◆ Problem to work on:
Output the records exactly. Include every line.
* START Available records *
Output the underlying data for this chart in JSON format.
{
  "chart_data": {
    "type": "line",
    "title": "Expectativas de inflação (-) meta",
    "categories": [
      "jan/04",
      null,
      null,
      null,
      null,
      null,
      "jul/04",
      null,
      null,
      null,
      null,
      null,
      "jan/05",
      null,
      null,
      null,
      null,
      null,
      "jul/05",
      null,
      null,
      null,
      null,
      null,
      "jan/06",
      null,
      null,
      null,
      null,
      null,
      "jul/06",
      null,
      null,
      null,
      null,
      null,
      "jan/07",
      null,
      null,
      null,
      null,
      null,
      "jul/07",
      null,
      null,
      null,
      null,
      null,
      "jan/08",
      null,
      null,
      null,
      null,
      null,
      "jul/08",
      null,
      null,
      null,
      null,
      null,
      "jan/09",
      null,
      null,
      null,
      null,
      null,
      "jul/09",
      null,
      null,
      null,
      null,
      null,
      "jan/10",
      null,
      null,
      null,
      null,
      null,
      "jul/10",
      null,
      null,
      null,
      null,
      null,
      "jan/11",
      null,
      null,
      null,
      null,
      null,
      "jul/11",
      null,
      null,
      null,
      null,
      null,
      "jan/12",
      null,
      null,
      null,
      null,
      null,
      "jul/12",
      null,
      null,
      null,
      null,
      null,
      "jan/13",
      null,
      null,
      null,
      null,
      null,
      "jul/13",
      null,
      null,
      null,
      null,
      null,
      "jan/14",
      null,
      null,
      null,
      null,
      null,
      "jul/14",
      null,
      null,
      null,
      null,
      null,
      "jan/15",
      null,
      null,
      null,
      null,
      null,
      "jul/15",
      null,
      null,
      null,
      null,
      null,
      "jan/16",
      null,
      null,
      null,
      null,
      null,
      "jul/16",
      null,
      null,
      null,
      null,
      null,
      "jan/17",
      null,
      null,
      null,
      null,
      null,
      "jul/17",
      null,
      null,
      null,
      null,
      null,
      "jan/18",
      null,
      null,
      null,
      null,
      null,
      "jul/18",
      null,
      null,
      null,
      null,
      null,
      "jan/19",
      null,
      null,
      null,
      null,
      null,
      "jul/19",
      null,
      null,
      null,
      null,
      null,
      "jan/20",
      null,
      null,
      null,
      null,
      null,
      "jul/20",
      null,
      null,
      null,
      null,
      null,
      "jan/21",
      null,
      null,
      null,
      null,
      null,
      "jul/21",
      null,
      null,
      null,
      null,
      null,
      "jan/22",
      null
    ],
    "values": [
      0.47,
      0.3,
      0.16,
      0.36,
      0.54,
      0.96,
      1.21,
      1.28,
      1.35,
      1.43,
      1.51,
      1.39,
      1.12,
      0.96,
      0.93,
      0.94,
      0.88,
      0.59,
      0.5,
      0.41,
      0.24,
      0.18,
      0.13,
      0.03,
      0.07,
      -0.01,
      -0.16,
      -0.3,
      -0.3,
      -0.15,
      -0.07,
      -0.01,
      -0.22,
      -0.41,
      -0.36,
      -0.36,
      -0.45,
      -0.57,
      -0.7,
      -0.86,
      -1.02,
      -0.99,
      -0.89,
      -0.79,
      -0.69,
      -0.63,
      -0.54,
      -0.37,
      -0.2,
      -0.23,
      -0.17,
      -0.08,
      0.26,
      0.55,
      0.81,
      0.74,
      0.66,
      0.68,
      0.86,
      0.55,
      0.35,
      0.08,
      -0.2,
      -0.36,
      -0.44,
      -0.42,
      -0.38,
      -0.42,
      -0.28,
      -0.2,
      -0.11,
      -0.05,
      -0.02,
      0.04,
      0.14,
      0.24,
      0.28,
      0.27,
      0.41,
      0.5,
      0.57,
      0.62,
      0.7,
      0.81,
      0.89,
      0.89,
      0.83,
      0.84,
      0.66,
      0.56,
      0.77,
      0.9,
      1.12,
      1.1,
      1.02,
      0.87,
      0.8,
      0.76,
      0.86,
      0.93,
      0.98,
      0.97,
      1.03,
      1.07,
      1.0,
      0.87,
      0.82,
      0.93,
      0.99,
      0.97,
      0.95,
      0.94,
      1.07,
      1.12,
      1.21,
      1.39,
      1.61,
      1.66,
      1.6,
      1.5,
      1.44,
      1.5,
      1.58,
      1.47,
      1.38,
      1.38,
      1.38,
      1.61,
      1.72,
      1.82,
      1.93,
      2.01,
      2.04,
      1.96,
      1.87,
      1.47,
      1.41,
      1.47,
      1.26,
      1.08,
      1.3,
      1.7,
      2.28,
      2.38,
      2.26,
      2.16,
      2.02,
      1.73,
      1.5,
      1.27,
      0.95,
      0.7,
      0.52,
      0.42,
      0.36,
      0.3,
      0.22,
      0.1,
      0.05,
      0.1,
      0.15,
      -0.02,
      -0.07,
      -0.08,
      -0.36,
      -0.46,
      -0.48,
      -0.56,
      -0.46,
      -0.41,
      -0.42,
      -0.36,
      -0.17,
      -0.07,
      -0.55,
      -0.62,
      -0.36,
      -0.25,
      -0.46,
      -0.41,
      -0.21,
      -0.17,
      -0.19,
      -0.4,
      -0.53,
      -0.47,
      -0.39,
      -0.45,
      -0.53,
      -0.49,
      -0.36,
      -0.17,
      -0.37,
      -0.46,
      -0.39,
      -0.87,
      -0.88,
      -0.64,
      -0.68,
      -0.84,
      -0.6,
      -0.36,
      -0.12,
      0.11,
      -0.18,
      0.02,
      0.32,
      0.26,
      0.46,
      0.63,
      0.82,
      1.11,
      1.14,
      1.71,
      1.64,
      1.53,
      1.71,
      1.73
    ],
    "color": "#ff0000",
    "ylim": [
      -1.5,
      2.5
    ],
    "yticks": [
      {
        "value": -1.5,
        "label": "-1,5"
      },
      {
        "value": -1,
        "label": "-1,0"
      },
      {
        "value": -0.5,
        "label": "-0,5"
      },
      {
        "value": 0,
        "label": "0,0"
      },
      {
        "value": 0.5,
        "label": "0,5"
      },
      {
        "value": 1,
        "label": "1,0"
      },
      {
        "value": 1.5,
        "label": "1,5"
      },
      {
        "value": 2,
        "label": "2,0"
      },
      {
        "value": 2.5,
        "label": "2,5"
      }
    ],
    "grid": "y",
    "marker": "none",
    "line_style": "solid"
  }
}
* END Available records *
◆ Task output:
Output the underlying data for this chart in JSON format.
{
  "chart_data": {
    "type": "line",
    "title": "Expectativas de inflação (-) meta",
    "categories": [
      "jan/04",
      null,
      null,
      null,
      null,
      null,
      "jul/04",
      null,
      null,
      null,
      null,
      null,
      "jan/05",
      null,
      null,
      null,
      null,
      null,
      "jul/05",
      null,
      null,
      null,
      null,
      null,
      "jan/06",
      null,
      null,
      null,
      null,
      null,
      "jul/06",
      null,
      null,
      null,
      null,
      null,
      "jan/07",
      null,
      null,
      null,
      null,
      null,
      "jul/07",
      null,
      null,
      null,
      null,
      null,
      "jan/08",
      null,
      null,
      null,
      null,
      null,
      "jul/08",
      null,
      null,
      null,
      null,
      null,
      "jan/09",
      null,
      null,
      null,
      null,
      null,
      "jul/09",
      null,
      null,
      null,
      null,
      null,
      "jan/10",
      null,
      null,
      null,
      null,
      null,
      "jul/10",
      null,
      null,
      null,
      null,
      null,
      "jan/11",
      null,
      null,
      null,
      null,
      null,
      "jul/11",
      null,
      null,
      null,
      null,
      null,
      "jan/12",
      null,
      null,
      null,
      null,
      null,
      "jul/12",
      null,
      null,
      null,
      null,
      null,
      "jan/13",
      null,
      null,
      null,
      null,
      null,
      "jul/13",
      null,
      null,
      null,
      null,
      null,
      "jan/14",
      null,
      null,
      null,
      null,
      null,
      "jul/14",
      null,
      null,
      null,
      null,
      null,
      "jan/15",
      null,
      null,
      null,
      null,
      null,
      "jul/15",
      null,
      null,
      null,
      null,
      null,
      "jan/16",
      null,
      null,
      null,
      null,
      null,
      "jul/16",
      null,
      null,
      null,
      null,
      null,
      "jan/17",
      null,
      null,
      null,
      null,
      null,
      "jul/17",
      null,
      null,
      null,
      null,
      null,
      "jan/18",
      null,
      null,
      null,
      null,
      null,
      "jul/18",
      null,
      null,
      null,
      null,
      null,
      "jan/19",
      null,
      null,
      null,
      null,
      null,
      "jul/19",
      null,
      null,
      null,
      null,
      null,
      "jan/20",
      null,
      null,
      null,
      null,
      null,
      "jul/20",
      null,
      null,
      null,
      null,
      null,
      "jan/21",
      null,
      null,
      null,
      null,
      null,
      "jul/21",
      null,
      null,
      null,
      null,
      null,
      "jan/22",
      null
    ],
    "values": [
      0.47,
      0.3,
      0.16,
      0.36,
      0.54,
      0.96,
      1.21,
      1.28,
      1.35,
      1.43,
      1.51,
      1.39,
      1.12,
      0.96,
      0.93,
      0.94,
      0.88,
      0.59,
      0.5,
      0.41,
      0.24,
      0.18,
      0.13,
      0.03,
      0.07,
      -0.01,
      -0.16,
      -0.3,
      -0.3,
      -0.15,
      -0.07,
      -0.01,
      -0.22,
      -0.41,
      -0.36,
      -0.36,
      -0.45,
      -0.57,
      -0.7,
      -0.86,
      -1.02,
      -0.99,
      -0.89,
      -0.79,
      -0.69,
      -0.63,
      -0.54,
      -0.37,
      -0.2,
      -0.23,
      -0.17,
      -0.08,
      0.26,
      0.55,
      0.81,
      0.74,
      0.66,
      0.68,
      0.86,
      0.55,
      0.35,
      0.08,
      -0.2,
      -0.36,
      -0.44,
      -0.42,
      -0.38,
      -0.42,
      -0.28,
      -0.2,
      -0.11,
      -0.05,
      -0.02,
      0.04,
      0.14,
      0.24,
      0.28,
      0.27,
      0.41,
      0.5,
      0.57,
      0.62,
      0.7,
      0.81,
      0.89,
      0.89,
      0.83,
      0.84,
      0.66,
      0.56,
      0.77,
      0.9,
      1.12,
      1.1,
      1.02,
      0.87,
      0.8,
      0.76,
      0.86,
      0.93,
      0.98,
      0.97,
      1.03,
      1.07,
      1.0,
      0.87,
      0.82,
      0.93,
      0.99,
      0.97,
      0.95,
      0.94,
      1.07,
      1.12,
      1.21,
      1.39,
      1.61,
      1.66,
      1.6,
      1.5,
      1.44,
      1.5,
      1.58,
      1.47,
      1.38,
      1.38,
      1.38,
      1.61,
      1.72,
      1.82,
      1.93,
      2.01,
      2.04,
      1.96,
      1.87,
      1.47,
      1.41,
      1.47,
      1.26,
      1.08,
      1.3,
      1.7,
      2.28,
      2.38,
      2.26,
      2.16,
      2.02,
      1.73,
      1.5,
      1.27,
      0.95,
      0.7,
      0.52,
      0.42,
      0.36,
      0.3,
      0.22,
      0.1,
      0.05,
      0.1,
      0.15,
      -0.02,
      -0.07,
      -0.08,
      -0.36,
      -0.46,
      -0.48,
      -0.56,
      -0.46,
      -0.41,
      -0.42,
      -0.36,
      -0.17,
      -0.07,
      -0.55,
      -0.62,
      -0.36,
      -0.25,
      -0.46,
      -0.41,
      -0.21,
      -0.17,
      -0.19,
      -0.4,
      -0.53,
      -0.47,
      -0.39,
      -0.45,
      -0.53,
      -0.49,
      -0.36,
      -0.17,
      -0.37,
      -0.46,
      -0.39,
      -0.87,
      -0.88,
      -0.64,
      -0.68,
      -0.84,
      -0.6,
      -0.36,
      -0.12,
      0.11,
      -0.18,
      0.02,
      0.32,
      0.26,
      0.46,
      0.63,
      0.82,
      1.11,
      1.14,
      1.71,
      1.64,
      1.53,
      1.71,
      1.73
    ],
    "color": "#ff0000",
    "ylim": [
      -1.5,
      2.5
    ],
    "yticks": [
      {
        "value": -1.5,
        "label": "-1,5"
      },
      {
        "value": -1,
        "label": "-1,0"
      },
      {
        "value": -0.5,
        "label": "-0,5"
      },
      {
        "value": 0,
        "label": "0,0"
      },
      {
        "value": 0.5,
        "label": "0,5"
      },
      {
        "value": 1,
        "label": "1,0"
      },
      {
        "value": 1.5,
        "label": "1,5"
      },
      {
        "value": 2,
        "label": "2,0"
      },
      {
        "value": 2.5,
        "label": "2,5"
      }
    ],
    "grid": "y",
    "marker": "none",
    "line_style": "solid"
  }
}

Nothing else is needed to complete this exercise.